## BEGIN Record excerpts

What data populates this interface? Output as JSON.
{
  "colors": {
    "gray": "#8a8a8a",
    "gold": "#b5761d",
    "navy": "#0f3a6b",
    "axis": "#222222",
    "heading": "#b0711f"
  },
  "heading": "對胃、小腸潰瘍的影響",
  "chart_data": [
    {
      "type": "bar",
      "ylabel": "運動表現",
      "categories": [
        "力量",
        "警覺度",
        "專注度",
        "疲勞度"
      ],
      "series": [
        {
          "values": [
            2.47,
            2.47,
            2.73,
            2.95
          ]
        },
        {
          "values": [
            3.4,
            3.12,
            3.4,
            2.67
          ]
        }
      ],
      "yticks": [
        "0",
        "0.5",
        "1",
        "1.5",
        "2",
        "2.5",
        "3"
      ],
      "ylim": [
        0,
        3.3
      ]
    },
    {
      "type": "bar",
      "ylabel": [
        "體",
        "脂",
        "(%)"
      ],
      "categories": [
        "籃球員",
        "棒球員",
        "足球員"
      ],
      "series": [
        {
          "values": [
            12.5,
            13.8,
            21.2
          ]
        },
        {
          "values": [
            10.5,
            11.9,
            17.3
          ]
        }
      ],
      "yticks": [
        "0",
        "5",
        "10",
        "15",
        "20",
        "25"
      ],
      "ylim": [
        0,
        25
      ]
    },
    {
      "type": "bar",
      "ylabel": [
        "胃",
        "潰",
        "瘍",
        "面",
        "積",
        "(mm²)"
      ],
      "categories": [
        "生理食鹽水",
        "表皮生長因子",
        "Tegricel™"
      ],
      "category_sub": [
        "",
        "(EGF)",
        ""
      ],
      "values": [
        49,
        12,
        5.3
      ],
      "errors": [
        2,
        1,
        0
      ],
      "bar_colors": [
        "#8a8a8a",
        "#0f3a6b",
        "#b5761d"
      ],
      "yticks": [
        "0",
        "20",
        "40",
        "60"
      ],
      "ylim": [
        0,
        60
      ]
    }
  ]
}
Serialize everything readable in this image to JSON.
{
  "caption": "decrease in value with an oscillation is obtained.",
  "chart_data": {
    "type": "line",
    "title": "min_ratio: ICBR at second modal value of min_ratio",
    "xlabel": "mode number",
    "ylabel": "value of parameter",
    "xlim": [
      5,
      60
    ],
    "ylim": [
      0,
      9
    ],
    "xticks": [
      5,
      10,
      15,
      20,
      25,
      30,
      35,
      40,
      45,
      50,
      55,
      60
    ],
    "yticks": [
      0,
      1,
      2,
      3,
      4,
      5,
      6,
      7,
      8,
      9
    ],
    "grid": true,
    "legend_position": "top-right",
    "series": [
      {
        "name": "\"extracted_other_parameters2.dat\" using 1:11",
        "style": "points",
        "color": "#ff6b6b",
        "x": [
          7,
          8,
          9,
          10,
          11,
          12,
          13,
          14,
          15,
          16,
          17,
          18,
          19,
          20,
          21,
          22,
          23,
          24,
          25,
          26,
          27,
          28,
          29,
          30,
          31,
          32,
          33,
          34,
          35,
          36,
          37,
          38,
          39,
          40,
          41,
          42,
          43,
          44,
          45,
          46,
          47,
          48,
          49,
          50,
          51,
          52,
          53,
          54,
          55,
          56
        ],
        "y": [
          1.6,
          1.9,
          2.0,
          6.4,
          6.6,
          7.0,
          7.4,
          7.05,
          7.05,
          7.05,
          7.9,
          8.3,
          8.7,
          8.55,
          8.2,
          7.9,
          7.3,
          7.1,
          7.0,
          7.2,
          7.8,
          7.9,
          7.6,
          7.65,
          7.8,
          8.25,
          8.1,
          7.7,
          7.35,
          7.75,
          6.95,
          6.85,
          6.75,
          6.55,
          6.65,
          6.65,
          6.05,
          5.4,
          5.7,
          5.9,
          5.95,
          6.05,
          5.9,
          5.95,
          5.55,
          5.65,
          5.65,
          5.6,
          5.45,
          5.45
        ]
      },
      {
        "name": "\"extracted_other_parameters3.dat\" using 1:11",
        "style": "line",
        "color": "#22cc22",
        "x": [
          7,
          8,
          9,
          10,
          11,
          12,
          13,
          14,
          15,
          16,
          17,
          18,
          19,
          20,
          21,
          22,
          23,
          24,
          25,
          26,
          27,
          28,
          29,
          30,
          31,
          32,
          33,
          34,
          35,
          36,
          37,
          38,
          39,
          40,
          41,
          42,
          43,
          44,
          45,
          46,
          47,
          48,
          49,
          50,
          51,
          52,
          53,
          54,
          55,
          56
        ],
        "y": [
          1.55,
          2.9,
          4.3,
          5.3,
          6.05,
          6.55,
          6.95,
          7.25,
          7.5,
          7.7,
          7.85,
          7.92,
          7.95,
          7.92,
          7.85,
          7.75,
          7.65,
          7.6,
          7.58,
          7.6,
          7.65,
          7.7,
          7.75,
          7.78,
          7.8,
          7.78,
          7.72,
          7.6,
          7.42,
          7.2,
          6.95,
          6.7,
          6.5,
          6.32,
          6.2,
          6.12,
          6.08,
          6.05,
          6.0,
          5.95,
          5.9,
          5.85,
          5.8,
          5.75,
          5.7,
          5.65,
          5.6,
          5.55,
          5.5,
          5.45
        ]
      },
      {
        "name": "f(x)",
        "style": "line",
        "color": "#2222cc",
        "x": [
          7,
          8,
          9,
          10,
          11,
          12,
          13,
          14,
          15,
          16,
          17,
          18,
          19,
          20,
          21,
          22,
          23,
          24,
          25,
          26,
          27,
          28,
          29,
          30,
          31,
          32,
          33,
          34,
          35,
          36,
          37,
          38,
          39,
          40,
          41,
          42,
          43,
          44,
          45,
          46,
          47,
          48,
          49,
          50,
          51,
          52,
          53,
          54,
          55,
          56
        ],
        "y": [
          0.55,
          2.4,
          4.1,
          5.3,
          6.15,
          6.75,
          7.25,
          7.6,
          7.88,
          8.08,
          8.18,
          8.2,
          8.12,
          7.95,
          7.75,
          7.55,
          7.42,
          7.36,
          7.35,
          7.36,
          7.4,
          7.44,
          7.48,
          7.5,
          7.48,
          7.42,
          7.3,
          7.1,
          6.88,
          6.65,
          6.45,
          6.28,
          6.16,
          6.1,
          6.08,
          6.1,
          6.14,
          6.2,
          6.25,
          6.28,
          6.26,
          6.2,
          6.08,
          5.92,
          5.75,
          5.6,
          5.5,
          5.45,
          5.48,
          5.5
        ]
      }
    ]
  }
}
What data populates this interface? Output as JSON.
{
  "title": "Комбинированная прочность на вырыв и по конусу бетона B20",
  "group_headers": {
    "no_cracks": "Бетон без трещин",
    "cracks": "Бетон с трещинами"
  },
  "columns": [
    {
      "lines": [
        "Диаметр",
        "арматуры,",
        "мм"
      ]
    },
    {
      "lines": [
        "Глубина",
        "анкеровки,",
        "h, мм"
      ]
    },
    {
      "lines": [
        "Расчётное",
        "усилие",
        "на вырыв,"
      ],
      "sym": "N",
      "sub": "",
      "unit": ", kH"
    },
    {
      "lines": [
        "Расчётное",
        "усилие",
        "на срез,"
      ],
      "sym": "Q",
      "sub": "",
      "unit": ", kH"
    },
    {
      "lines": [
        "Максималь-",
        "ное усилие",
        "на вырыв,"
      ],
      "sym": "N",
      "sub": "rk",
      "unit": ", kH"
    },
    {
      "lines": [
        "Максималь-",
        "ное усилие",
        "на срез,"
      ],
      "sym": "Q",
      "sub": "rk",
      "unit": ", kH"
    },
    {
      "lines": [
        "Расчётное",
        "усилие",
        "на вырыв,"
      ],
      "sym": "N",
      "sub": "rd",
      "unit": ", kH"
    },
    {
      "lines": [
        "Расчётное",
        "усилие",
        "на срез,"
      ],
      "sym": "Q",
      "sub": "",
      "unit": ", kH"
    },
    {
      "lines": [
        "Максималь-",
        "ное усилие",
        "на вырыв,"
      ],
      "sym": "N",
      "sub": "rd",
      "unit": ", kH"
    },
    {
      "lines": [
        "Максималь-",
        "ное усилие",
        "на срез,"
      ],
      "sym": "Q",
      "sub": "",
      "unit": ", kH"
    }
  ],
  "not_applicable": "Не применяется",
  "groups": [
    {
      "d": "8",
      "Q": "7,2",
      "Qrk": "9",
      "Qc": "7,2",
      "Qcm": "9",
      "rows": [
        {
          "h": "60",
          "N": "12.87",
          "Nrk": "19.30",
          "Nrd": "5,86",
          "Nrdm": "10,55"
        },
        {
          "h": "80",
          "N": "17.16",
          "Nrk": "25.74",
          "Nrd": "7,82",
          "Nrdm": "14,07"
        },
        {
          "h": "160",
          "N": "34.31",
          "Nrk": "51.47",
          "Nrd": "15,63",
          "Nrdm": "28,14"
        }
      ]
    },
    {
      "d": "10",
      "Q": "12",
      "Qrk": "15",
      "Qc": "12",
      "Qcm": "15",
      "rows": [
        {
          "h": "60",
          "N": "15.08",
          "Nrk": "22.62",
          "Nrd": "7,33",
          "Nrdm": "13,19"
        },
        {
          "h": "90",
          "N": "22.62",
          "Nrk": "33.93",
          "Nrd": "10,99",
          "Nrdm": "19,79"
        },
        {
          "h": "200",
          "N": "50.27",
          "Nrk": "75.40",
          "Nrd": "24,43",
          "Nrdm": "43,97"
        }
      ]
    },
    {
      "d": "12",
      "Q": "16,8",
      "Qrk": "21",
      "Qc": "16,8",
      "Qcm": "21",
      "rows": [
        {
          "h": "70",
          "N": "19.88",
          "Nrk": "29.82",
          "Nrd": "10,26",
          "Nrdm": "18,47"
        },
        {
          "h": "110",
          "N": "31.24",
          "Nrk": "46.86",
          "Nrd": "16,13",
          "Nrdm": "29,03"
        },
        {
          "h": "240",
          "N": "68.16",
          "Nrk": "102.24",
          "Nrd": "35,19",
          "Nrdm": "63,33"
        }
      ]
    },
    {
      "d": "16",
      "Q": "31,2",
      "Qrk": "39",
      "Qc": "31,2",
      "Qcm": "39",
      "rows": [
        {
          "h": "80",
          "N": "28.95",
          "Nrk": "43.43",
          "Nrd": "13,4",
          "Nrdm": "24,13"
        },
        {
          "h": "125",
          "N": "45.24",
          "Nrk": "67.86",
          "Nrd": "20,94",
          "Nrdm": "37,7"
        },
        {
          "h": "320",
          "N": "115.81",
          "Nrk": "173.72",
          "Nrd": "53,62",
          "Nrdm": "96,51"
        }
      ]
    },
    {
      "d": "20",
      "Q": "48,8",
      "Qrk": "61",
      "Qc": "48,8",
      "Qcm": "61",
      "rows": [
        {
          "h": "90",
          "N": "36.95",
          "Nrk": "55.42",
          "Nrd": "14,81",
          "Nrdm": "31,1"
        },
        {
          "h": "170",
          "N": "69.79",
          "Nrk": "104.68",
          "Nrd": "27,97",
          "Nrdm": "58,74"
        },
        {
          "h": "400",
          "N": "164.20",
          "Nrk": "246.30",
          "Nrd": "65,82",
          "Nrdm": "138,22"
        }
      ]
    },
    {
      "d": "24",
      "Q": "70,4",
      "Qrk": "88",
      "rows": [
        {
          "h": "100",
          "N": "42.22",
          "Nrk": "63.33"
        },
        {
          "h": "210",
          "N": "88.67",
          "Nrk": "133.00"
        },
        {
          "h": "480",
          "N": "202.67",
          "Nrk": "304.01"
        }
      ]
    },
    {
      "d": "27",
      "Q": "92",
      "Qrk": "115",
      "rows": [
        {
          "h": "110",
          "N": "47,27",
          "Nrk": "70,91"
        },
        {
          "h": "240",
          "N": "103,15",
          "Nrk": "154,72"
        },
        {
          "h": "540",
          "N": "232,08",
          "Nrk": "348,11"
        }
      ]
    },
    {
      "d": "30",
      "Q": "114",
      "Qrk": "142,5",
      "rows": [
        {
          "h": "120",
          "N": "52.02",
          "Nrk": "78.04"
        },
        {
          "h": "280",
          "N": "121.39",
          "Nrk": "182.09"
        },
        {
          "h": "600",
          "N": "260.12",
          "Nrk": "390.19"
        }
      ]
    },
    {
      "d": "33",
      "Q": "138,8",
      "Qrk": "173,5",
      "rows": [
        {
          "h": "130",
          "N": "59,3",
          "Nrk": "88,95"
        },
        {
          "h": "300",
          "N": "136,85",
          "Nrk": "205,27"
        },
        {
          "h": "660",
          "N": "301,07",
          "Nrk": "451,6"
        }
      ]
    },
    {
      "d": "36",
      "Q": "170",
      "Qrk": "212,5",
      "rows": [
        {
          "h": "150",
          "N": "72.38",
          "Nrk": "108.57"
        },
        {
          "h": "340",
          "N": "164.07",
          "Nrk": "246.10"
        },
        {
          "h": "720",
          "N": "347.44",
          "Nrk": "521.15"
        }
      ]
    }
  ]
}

## END Record excerpts

| Objective |
Copy every line of the listing that includes the string "name".

| Answer to this exercise |
        "name": "\"extracted_other_parameters2.dat\" using 1:11",
        "name": "\"extracted_other_parameters3.dat\" using 1:11",
        "name": "f(x)",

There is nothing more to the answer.